Exercise goal:
Could you pick up this mailing-list exchange about YAML, dADL and ADL in openEHR and carry it on from its last sentence?
:: Text excerpt ::
Reminding these consequences does not mean I'm ruling out other options. I
have been discussing them in light of all the proof I have (through my
work) and I've asked others to do so. I can not know about your work in
advance, can I ?

Let us try to eliminate the misunderstanding at this point:

If this discussion concludes with the common view that yaml can be an
alternative to dADL, do you think openEHR specification should replace ADL?
If the answer to the previous question is yes, then do you realize that
this would mean replacing all the software that uses ADL, both open source
and proprietary ?
If the answer to the previous question is yes, then do you have a
suggestion for funding these changes?

I think this is the best I can do to explain what I'm trying to include in
the discussions.

Best regards
Seref



On Wed, Dec 7, 2011 at 10:29 AM, Erik Sundvall erik.sundvall at liu.se wrote:

 Oh sigh...

 Trying to be open minded, thinking a few steps ahead, sharing thoughts and
 regularly reevaluating design decisions does not seem to be appreciated by
 all on this list.

 Perhaps we need to mark some discussions or sections with...
 [Warning: may contain new thoughts]
 ...so that those of us that enjoy such discussions may continue to have
 them and those that get distracted by them or can't stand them could filter
 out those parts.

 On Tue, Dec 6, 2011 at 22:23, Koray Atalag k.atalag at auckland.ac.nzwrote:

  Yeah I was also wondering what is the driver/motivation/aspiration
 behind using JSON, YAML etc. instead of good old ADL?


 Good old which ADL? Please go back in the thread and note the difference
 between dADL and cADL in the reasoning, dADL is a reinvention of the wheel
 (object tree serialization) cADL is an optimized DSL that I have not seen
 any obvious widespread alternative to if brevity and readability is sought
 for.

 Regarding the motivation you ask for, I would recommend going back in the
 thread again to the first message...
:::
:: Data records ::
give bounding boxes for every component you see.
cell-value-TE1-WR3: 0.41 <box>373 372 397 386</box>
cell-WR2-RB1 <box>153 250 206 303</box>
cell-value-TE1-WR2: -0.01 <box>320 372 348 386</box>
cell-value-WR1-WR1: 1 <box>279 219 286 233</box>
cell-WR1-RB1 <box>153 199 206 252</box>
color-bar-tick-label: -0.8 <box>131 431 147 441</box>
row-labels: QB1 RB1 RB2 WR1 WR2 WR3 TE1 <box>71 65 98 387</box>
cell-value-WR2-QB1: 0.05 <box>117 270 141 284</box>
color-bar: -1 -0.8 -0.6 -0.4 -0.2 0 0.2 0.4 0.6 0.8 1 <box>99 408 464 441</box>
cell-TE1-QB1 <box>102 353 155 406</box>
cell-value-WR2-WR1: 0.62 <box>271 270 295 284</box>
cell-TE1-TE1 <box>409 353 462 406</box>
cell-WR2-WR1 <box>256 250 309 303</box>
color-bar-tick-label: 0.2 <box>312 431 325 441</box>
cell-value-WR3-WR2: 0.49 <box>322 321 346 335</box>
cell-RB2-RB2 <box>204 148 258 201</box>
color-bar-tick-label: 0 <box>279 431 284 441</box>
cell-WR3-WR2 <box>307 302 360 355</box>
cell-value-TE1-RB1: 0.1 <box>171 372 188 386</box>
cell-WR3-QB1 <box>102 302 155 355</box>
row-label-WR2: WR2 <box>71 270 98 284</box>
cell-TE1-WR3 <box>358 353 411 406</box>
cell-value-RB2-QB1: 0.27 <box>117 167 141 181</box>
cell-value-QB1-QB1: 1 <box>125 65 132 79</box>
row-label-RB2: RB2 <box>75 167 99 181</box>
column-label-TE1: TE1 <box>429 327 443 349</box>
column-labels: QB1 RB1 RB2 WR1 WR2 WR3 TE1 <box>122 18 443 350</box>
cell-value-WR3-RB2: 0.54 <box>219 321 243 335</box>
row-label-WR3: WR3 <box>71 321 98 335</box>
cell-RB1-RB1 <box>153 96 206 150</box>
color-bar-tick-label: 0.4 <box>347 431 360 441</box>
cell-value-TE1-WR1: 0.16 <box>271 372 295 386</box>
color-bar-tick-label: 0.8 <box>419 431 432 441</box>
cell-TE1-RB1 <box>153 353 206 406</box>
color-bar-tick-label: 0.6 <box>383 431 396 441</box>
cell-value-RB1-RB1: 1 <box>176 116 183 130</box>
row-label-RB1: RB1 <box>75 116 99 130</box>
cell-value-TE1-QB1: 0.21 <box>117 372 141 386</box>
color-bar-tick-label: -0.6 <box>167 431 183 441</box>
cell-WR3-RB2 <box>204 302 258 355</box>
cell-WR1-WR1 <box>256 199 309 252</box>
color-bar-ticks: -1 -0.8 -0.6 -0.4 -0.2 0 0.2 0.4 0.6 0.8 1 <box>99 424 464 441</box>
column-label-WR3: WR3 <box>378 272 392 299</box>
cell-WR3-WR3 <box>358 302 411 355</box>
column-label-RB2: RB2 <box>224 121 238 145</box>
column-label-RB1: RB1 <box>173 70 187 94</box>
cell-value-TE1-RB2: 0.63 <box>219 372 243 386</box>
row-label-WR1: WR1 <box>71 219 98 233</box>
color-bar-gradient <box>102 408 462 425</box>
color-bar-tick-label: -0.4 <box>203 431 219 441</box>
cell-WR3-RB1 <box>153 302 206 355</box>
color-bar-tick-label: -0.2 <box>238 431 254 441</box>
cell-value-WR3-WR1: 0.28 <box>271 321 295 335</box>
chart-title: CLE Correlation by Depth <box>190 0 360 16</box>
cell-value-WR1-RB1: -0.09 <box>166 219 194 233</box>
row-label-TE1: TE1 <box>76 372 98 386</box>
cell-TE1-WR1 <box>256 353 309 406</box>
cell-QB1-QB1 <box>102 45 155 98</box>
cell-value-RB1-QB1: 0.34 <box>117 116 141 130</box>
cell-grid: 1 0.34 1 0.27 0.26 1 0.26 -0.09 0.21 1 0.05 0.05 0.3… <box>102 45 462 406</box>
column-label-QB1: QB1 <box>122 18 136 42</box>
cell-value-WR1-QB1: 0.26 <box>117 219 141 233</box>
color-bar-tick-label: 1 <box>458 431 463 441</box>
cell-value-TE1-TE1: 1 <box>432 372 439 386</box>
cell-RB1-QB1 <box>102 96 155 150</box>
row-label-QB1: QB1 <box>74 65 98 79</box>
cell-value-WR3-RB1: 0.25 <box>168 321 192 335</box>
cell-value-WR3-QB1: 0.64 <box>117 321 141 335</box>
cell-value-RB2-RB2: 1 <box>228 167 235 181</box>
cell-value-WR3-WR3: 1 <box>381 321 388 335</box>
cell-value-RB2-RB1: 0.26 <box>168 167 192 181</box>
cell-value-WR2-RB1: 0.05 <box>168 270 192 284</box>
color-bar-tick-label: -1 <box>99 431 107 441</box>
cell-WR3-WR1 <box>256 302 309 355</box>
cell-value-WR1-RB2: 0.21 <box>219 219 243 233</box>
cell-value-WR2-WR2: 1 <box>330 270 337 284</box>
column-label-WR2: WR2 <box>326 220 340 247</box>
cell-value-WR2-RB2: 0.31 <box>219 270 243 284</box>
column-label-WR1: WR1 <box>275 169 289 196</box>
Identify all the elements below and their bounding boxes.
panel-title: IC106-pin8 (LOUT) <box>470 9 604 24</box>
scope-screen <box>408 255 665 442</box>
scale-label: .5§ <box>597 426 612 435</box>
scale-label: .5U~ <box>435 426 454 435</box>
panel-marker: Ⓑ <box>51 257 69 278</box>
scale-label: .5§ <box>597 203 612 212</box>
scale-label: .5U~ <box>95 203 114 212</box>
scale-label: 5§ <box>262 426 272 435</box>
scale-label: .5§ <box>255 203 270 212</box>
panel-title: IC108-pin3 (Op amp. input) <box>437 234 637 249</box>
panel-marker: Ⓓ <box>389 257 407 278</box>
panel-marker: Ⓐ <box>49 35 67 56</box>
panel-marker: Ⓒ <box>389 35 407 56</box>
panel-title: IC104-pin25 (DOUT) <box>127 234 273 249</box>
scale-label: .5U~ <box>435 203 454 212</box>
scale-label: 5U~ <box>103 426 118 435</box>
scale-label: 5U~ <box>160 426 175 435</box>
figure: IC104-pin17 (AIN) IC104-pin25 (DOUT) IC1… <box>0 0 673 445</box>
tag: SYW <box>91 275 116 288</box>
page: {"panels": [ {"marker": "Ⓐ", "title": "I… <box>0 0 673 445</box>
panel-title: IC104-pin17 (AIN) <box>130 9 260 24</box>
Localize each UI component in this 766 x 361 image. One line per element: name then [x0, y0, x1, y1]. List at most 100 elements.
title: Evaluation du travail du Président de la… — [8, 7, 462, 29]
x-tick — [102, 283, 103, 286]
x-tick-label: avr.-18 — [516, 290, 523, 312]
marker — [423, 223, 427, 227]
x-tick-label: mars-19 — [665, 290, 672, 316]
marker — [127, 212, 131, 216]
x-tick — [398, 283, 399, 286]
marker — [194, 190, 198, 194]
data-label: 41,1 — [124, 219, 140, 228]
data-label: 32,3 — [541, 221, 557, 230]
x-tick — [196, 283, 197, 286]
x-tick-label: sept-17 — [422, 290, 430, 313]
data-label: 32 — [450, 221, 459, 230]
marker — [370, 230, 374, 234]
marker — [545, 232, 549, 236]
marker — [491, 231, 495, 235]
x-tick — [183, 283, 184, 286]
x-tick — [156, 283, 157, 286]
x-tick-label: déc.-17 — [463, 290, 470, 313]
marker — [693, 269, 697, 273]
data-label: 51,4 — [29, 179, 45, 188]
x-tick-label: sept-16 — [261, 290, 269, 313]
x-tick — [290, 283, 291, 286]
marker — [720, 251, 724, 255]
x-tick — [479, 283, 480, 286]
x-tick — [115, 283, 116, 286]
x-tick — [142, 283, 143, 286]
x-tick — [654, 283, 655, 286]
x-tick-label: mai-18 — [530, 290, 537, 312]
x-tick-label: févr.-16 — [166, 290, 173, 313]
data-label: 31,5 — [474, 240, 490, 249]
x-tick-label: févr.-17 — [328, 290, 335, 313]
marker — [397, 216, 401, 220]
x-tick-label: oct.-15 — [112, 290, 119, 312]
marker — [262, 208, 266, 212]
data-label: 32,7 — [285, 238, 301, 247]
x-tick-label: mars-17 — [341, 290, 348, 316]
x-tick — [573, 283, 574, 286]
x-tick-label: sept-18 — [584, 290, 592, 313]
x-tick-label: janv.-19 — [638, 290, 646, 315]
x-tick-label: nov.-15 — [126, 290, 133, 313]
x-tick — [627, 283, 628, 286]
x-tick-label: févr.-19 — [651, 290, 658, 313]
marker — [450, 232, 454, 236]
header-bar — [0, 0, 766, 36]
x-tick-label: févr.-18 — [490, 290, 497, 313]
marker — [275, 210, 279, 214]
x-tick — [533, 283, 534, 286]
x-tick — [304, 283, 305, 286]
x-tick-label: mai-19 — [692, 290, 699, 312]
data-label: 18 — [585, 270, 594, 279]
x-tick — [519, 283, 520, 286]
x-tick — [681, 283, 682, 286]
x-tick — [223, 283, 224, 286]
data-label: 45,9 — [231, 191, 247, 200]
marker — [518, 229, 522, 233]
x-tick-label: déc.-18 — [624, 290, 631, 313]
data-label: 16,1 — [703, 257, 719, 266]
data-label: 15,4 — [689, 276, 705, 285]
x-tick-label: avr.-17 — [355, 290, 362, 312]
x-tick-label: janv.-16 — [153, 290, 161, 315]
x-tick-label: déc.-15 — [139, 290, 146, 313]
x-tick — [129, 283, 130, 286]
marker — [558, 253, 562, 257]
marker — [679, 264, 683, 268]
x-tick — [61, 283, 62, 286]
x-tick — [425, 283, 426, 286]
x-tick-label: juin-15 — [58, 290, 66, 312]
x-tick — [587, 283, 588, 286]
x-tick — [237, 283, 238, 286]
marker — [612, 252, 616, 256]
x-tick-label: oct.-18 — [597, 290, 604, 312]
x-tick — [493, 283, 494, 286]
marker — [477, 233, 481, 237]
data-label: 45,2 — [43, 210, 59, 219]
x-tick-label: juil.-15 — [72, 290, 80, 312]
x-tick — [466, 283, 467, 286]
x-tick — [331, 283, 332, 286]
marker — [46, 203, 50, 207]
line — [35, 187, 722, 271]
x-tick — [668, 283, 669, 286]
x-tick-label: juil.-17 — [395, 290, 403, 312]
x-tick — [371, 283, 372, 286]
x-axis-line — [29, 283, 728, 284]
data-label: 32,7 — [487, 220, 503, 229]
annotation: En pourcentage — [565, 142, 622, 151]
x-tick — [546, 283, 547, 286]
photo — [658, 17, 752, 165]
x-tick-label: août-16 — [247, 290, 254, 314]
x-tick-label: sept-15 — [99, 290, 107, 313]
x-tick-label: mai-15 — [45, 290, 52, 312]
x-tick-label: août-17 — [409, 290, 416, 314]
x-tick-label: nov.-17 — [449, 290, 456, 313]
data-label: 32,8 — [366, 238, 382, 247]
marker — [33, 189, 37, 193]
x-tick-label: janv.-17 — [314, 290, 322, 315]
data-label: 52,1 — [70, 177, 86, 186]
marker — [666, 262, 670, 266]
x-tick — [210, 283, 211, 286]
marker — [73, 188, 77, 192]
:::
Response area:
 http://www.openehr.org/mailarchives/openehr-technical/msg06186.html
 ...under the boldface heading *Motivation:*, that you may have missed,
 and read the three bullet points. You may not agree but that and the rest
 of this current message might reduce your wondering about the discussion
 origins.

 I also think that we as a community should look at getting more organised
 and get our efforts in tune


 Yes, a bit of diversity is good in order to best explore design space, but
 duplicating work is a waste of time.
 If we are allowed to discuss future-directed thoughts on this list
 (without people getting too upset) that may also help us tune our efforts.
 If we must implement first and then discuss it will be a lot harder to
 avoid duplication of work.

 as I know that quite interesting and though times are about to come?


 Are you referring to the CIMI-discusions or is it a general observation
 about how the future usually is :-)

 Regarding CIMI I think it is valuable 

Could YAML replace dADL as human readable AOM serialization format?

2011-12-07 Thread Thomas Beale
On 05/12/2011 12:36, Erik Sundvall wrote:
 Hi!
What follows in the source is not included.